Goal: Identify each line in the records below that contains the word "page", and copy it.

Extracted material:
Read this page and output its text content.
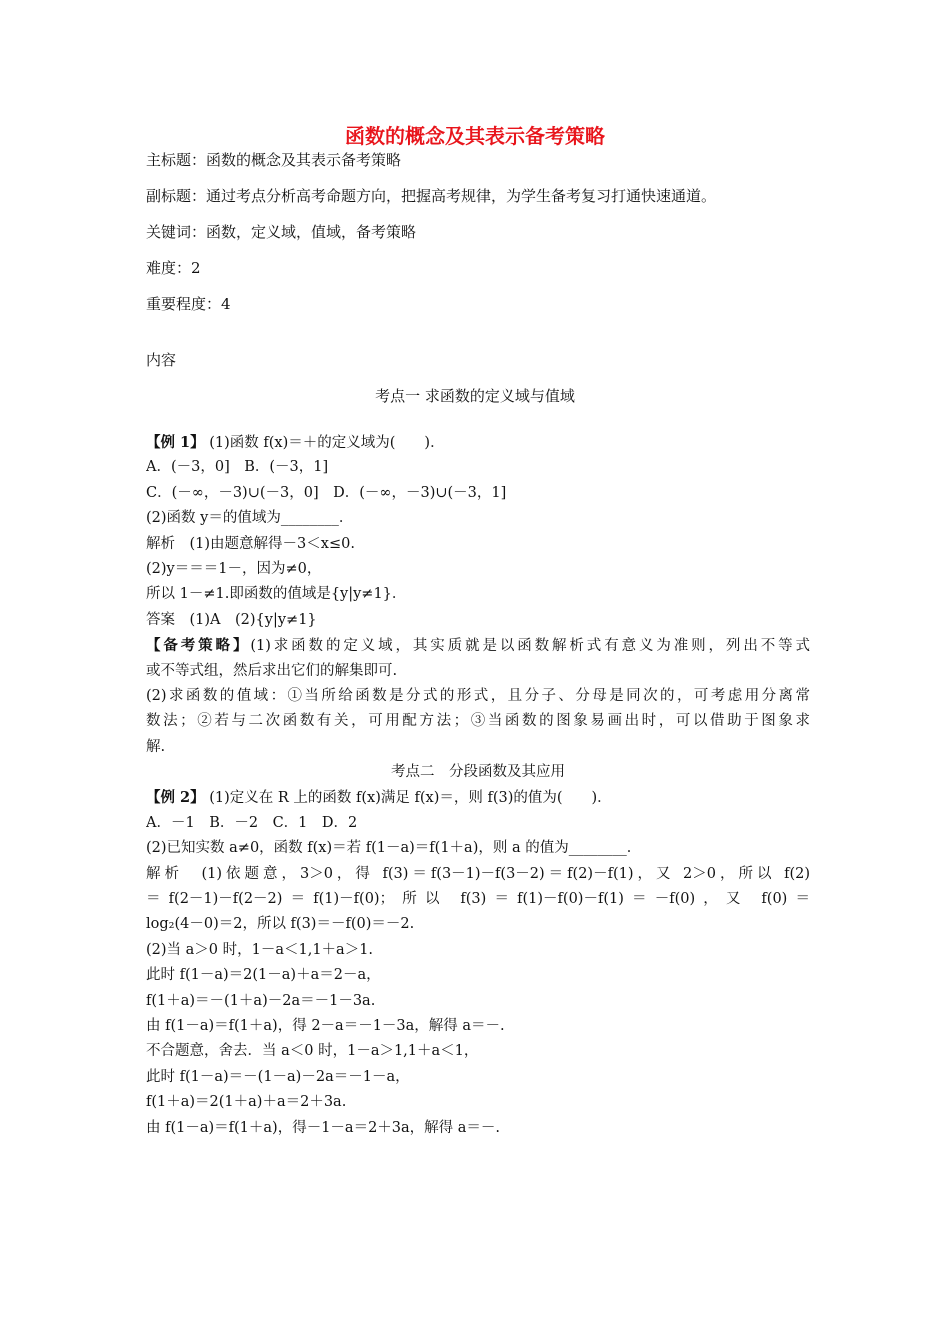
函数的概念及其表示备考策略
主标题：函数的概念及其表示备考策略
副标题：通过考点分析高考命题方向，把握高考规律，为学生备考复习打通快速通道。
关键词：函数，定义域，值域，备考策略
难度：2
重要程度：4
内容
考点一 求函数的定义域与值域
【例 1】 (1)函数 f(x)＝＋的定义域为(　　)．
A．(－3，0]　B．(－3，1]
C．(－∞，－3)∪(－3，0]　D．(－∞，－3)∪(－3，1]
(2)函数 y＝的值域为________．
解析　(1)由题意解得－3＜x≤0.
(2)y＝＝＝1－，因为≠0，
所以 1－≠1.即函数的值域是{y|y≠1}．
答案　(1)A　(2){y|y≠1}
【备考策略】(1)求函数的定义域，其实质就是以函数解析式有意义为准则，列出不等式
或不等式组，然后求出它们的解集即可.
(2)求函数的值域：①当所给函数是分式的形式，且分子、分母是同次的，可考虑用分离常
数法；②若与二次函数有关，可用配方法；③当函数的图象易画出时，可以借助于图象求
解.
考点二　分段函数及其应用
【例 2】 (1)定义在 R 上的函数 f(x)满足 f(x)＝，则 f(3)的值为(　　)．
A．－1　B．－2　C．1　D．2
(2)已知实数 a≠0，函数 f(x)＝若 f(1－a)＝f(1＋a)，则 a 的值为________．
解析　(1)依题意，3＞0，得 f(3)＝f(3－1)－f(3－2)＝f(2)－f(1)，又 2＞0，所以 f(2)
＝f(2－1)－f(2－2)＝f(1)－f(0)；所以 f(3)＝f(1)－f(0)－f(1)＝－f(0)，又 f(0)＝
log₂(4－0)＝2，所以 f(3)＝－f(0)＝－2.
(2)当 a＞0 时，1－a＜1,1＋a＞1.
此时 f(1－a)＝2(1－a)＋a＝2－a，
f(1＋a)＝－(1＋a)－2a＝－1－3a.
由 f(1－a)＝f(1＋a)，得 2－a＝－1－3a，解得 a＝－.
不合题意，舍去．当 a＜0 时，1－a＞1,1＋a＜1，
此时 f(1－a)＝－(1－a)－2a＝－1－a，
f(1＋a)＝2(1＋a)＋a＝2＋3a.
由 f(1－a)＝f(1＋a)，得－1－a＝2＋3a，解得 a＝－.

--

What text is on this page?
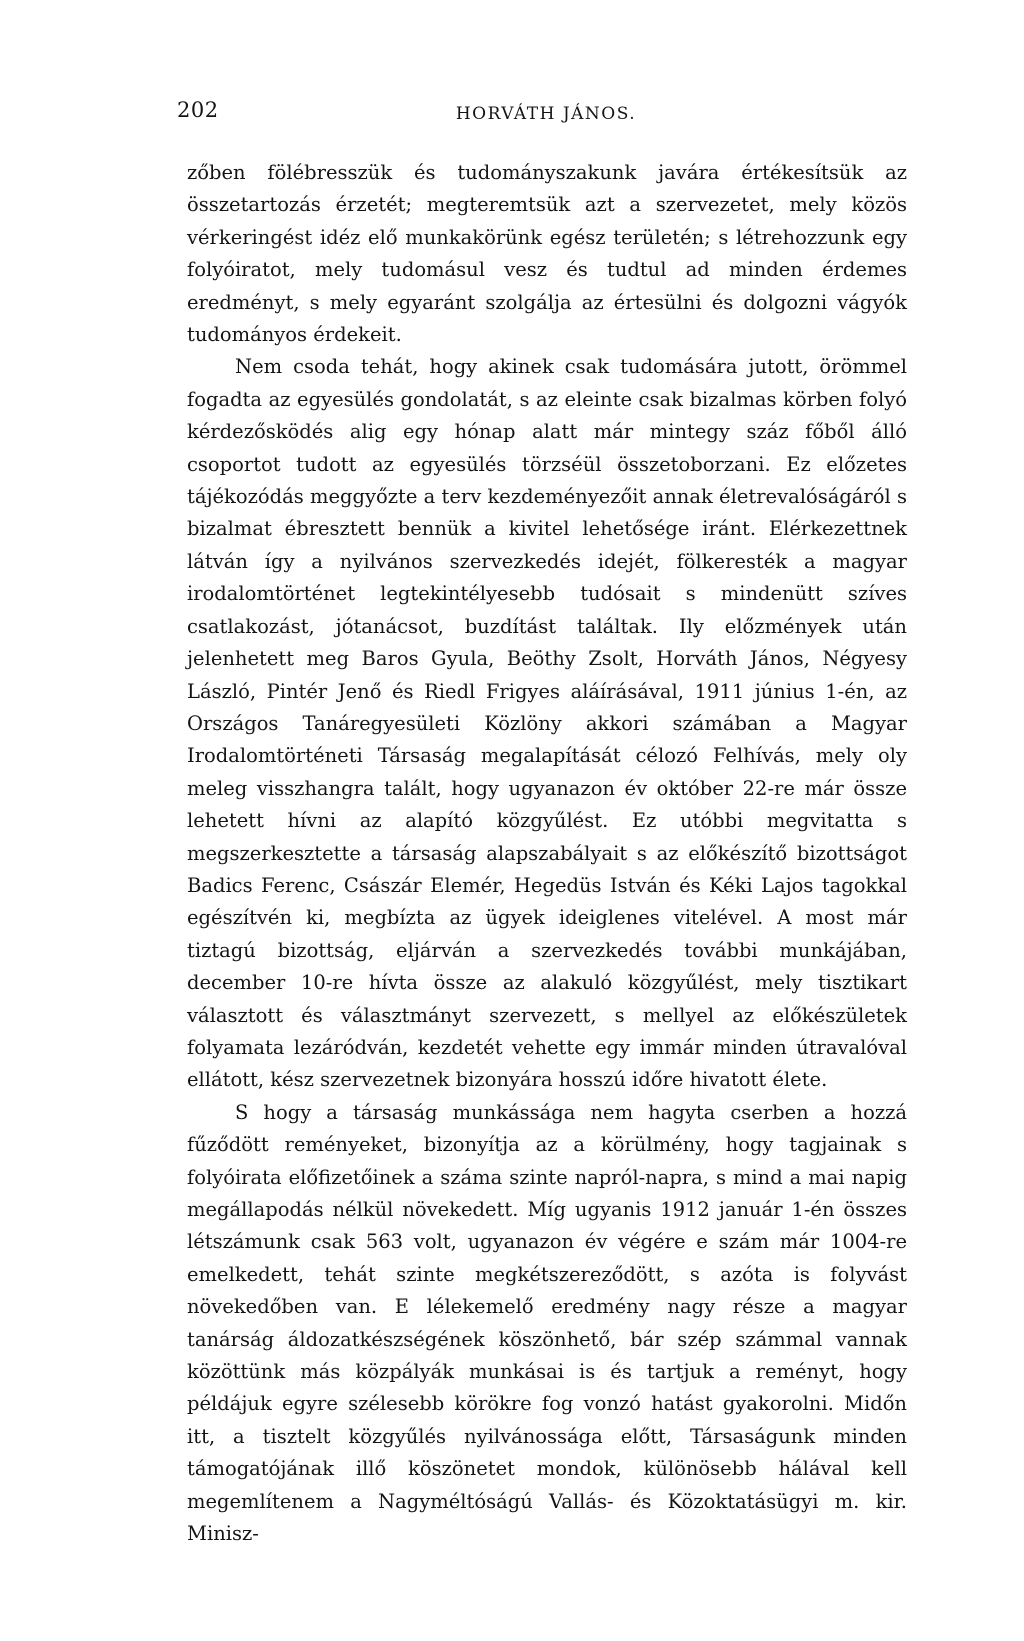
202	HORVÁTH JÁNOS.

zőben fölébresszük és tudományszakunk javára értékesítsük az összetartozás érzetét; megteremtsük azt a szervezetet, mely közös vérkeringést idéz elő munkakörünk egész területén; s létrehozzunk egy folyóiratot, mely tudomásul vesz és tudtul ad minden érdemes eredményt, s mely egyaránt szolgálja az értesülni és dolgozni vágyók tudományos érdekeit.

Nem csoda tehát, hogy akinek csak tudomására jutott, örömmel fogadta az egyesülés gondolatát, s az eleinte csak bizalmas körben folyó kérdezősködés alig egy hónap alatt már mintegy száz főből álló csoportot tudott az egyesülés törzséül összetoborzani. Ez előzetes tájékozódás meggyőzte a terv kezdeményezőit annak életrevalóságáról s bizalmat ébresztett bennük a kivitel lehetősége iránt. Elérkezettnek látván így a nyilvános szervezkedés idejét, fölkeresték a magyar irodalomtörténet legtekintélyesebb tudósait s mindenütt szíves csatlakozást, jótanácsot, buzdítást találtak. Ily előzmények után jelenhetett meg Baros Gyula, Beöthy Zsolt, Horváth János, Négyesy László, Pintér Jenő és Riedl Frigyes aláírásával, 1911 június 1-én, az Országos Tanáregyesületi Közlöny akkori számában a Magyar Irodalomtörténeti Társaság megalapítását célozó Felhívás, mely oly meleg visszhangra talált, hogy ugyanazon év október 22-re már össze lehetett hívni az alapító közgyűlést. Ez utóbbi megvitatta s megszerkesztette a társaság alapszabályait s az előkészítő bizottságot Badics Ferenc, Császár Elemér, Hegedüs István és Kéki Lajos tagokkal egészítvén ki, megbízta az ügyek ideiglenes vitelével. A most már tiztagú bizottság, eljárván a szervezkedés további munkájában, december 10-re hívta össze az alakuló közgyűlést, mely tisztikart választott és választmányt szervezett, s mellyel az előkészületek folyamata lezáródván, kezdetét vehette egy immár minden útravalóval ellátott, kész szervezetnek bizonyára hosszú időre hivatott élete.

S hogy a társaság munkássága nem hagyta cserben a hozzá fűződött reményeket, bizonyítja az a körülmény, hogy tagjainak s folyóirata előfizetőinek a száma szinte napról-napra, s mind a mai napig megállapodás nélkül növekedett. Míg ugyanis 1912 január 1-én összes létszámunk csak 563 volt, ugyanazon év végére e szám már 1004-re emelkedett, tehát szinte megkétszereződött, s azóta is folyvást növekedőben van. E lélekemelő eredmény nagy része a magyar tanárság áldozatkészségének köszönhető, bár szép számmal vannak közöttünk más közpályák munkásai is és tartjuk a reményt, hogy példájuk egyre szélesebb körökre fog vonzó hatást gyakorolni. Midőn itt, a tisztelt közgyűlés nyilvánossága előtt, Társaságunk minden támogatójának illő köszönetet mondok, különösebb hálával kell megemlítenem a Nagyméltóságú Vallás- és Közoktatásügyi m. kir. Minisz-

The answer:
Read this page and output its text content.
What text is on this page?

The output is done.